*Problem to solve:* Write the material out again in full, exactly.

Stored data entries:
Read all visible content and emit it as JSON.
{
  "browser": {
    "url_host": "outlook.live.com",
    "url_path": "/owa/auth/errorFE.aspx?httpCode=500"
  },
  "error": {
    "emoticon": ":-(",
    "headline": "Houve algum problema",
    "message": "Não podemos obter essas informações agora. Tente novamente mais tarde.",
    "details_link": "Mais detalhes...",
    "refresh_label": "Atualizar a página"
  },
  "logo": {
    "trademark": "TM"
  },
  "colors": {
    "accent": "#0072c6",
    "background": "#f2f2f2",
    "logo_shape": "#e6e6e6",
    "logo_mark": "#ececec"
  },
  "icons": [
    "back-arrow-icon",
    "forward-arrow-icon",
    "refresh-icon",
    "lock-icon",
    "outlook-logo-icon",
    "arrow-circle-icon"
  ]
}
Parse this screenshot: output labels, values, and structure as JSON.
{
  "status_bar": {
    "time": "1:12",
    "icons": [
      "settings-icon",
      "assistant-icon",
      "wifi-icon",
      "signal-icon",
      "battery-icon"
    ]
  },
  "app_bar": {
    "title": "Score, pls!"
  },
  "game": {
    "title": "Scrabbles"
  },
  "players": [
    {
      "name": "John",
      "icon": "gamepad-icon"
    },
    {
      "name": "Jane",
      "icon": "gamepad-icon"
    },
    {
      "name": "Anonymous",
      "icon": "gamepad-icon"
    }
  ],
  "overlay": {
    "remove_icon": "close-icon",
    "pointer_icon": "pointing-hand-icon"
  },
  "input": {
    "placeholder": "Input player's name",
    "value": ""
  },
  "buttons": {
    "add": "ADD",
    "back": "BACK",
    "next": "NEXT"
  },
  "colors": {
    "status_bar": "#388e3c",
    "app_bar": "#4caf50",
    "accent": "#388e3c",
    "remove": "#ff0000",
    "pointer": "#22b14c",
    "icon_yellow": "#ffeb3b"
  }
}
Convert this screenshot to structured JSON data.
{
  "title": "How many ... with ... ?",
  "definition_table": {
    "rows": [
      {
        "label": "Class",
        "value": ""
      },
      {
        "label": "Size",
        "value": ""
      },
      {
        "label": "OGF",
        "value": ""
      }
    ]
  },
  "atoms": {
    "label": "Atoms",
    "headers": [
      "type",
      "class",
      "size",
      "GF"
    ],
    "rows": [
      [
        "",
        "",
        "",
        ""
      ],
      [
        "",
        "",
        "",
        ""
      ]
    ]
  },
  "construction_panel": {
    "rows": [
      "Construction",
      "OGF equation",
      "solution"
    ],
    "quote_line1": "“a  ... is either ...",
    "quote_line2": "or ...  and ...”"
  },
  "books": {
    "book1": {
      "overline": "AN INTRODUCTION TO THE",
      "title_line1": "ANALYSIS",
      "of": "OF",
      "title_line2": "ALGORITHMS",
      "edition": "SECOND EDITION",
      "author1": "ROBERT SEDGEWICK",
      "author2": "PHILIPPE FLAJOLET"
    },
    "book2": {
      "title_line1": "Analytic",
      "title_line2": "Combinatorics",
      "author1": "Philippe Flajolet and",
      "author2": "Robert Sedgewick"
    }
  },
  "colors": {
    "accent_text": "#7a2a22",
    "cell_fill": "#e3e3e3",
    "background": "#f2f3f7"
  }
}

*Answer to this task:*
Read all visible content and emit it as JSON.
{
  "browser": {
    "url_host": "outlook.live.com",
    "url_path": "/owa/auth/errorFE.aspx?httpCode=500"
  },
  "error": {
    "emoticon": ":-(",
    "headline": "Houve algum problema",
    "message": "Não podemos obter essas informações agora. Tente novamente mais tarde.",
    "details_link": "Mais detalhes...",
    "refresh_label": "Atualizar a página"
  },
  "logo": {
    "trademark": "TM"
  },
  "colors": {
    "accent": "#0072c6",
    "background": "#f2f2f2",
    "logo_shape": "#e6e6e6",
    "logo_mark": "#ececec"
  },
  "icons": [
    "back-arrow-icon",
    "forward-arrow-icon",
    "refresh-icon",
    "lock-icon",
    "outlook-logo-icon",
    "arrow-circle-icon"
  ]
}
Parse this screenshot: output labels, values, and structure as JSON.
{
  "status_bar": {
    "time": "1:12",
    "icons": [
      "settings-icon",
      "assistant-icon",
      "wifi-icon",
      "signal-icon",
      "battery-icon"
    ]
  },
  "app_bar": {
    "title": "Score, pls!"
  },
  "game": {
    "title": "Scrabbles"
  },
  "players": [
    {
      "name": "John",
      "icon": "gamepad-icon"
    },
    {
      "name": "Jane",
      "icon": "gamepad-icon"
    },
    {
      "name": "Anonymous",
      "icon": "gamepad-icon"
    }
  ],
  "overlay": {
    "remove_icon": "close-icon",
    "pointer_icon": "pointing-hand-icon"
  },
  "input": {
    "placeholder": "Input player's name",
    "value": ""
  },
  "buttons": {
    "add": "ADD",
    "back": "BACK",
    "next": "NEXT"
  },
  "colors": {
    "status_bar": "#388e3c",
    "app_bar": "#4caf50",
    "accent": "#388e3c",
    "remove": "#ff0000",
    "pointer": "#22b14c",
    "icon_yellow": "#ffeb3b"
  }
}
Convert this screenshot to structured JSON data.
{
  "title": "How many ... with ... ?",
  "definition_table": {
    "rows": [
      {
        "label": "Class",
        "value": ""
      },
      {
        "label": "Size",
        "value": ""
      },
      {
        "label": "OGF",
        "value": ""
      }
    ]
  },
  "atoms": {
    "label": "Atoms",
    "headers": [
      "type",
      "class",
      "size",
      "GF"
    ],
    "rows": [
      [
        "",
        "",
        "",
        ""
      ],
      [
        "",
        "",
        "",
        ""
      ]
    ]
  },
  "construction_panel": {
    "rows": [
      "Construction",
      "OGF equation",
      "solution"
    ],
    "quote_line1": "“a  ... is either ...",
    "quote_line2": "or ...  and ...”"
  },
  "books": {
    "book1": {
      "overline": "AN INTRODUCTION TO THE",
      "title_line1": "ANALYSIS",
      "of": "OF",
      "title_line2": "ALGORITHMS",
      "edition": "SECOND EDITION",
      "author1": "ROBERT SEDGEWICK",
      "author2": "PHILIPPE FLAJOLET"
    },
    "book2": {
      "title_line1": "Analytic",
      "title_line2": "Combinatorics",
      "author1": "Philippe Flajolet and",
      "author2": "Robert Sedgewick"
    }
  },
  "colors": {
    "accent_text": "#7a2a22",
    "cell_fill": "#e3e3e3",
    "background": "#f2f3f7"
  }
}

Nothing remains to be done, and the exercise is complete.